[GIVEN EXERCISE] Print all the entries verbatim.

☆ ☆ ☆ ☆

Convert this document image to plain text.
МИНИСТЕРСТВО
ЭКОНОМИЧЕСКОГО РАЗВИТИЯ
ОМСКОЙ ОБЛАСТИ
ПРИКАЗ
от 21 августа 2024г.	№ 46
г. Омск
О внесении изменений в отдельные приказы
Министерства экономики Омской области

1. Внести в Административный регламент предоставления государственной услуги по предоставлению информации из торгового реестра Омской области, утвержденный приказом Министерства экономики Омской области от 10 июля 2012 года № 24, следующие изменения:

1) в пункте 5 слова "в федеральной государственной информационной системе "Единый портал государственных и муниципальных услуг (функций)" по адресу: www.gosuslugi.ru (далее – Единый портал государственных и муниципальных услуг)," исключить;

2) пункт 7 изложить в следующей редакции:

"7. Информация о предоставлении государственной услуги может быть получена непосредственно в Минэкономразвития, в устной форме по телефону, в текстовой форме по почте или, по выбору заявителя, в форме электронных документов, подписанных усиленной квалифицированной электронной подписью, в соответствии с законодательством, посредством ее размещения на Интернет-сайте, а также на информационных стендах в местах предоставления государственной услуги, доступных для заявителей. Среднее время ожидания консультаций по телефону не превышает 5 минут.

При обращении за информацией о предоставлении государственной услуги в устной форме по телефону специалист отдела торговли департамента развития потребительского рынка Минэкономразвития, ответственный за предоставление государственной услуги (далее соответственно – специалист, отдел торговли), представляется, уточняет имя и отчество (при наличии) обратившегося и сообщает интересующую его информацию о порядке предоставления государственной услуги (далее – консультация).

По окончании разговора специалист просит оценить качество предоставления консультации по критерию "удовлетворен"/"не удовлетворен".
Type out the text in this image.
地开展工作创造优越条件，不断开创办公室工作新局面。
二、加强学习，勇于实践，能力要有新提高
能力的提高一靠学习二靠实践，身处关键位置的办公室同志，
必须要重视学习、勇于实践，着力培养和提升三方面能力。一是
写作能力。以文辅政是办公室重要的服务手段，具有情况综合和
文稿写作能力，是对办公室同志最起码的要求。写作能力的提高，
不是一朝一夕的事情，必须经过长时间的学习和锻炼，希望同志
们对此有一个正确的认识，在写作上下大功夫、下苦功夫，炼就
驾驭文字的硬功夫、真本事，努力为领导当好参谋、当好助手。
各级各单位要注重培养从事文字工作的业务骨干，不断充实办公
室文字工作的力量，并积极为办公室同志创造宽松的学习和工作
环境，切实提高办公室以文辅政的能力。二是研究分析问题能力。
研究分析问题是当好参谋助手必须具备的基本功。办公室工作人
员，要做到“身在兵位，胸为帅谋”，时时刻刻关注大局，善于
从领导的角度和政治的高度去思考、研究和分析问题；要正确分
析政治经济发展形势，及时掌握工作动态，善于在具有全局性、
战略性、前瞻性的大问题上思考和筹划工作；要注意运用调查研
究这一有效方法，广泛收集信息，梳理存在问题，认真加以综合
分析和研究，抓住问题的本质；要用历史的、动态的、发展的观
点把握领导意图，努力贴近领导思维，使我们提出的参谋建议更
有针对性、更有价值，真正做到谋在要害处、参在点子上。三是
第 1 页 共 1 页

☆ ☆ ☆ ☆

[FINISHED TASK]
Convert this document image to plain text.
МИНИСТЕРСТВО
ЭКОНОМИЧЕСКОГО РАЗВИТИЯ
ОМСКОЙ ОБЛАСТИ
ПРИКАЗ
от 21 августа 2024г.	№ 46
г. Омск
О внесении изменений в отдельные приказы
Министерства экономики Омской области

1. Внести в Административный регламент предоставления государственной услуги по предоставлению информации из торгового реестра Омской области, утвержденный приказом Министерства экономики Омской области от 10 июля 2012 года № 24, следующие изменения:

1) в пункте 5 слова "в федеральной государственной информационной системе "Единый портал государственных и муниципальных услуг (функций)" по адресу: www.gosuslugi.ru (далее – Единый портал государственных и муниципальных услуг)," исключить;

2) пункт 7 изложить в следующей редакции:

"7. Информация о предоставлении государственной услуги может быть получена непосредственно в Минэкономразвития, в устной форме по телефону, в текстовой форме по почте или, по выбору заявителя, в форме электронных документов, подписанных усиленной квалифицированной электронной подписью, в соответствии с законодательством, посредством ее размещения на Интернет-сайте, а также на информационных стендах в местах предоставления государственной услуги, доступных для заявителей. Среднее время ожидания консультаций по телефону не превышает 5 минут.

При обращении за информацией о предоставлении государственной услуги в устной форме по телефону специалист отдела торговли департамента развития потребительского рынка Минэкономразвития, ответственный за предоставление государственной услуги (далее соответственно – специалист, отдел торговли), представляется, уточняет имя и отчество (при наличии) обратившегося и сообщает интересующую его информацию о порядке предоставления государственной услуги (далее – консультация).

По окончании разговора специалист просит оценить качество предоставления консультации по критерию "удовлетворен"/"не удовлетворен".
Type out the text in this image.
地开展工作创造优越条件，不断开创办公室工作新局面。
二、加强学习，勇于实践，能力要有新提高
能力的提高一靠学习二靠实践，身处关键位置的办公室同志，
必须要重视学习、勇于实践，着力培养和提升三方面能力。一是
写作能力。以文辅政是办公室重要的服务手段，具有情况综合和
文稿写作能力，是对办公室同志最起码的要求。写作能力的提高，
不是一朝一夕的事情，必须经过长时间的学习和锻炼，希望同志
们对此有一个正确的认识，在写作上下大功夫、下苦功夫，炼就
驾驭文字的硬功夫、真本事，努力为领导当好参谋、当好助手。
各级各单位要注重培养从事文字工作的业务骨干，不断充实办公
室文字工作的力量，并积极为办公室同志创造宽松的学习和工作
环境，切实提高办公室以文辅政的能力。二是研究分析问题能力。
研究分析问题是当好参谋助手必须具备的基本功。办公室工作人
员，要做到“身在兵位，胸为帅谋”，时时刻刻关注大局，善于
从领导的角度和政治的高度去思考、研究和分析问题；要正确分
析政治经济发展形势，及时掌握工作动态，善于在具有全局性、
战略性、前瞻性的大问题上思考和筹划工作；要注意运用调查研
究这一有效方法，广泛收集信息，梳理存在问题，认真加以综合
分析和研究，抓住问题的本质；要用历史的、动态的、发展的观
点把握领导意图，努力贴近领导思维，使我们提出的参谋建议更
有针对性、更有价值，真正做到谋在要害处、参在点子上。三是
第 1 页 共 1 页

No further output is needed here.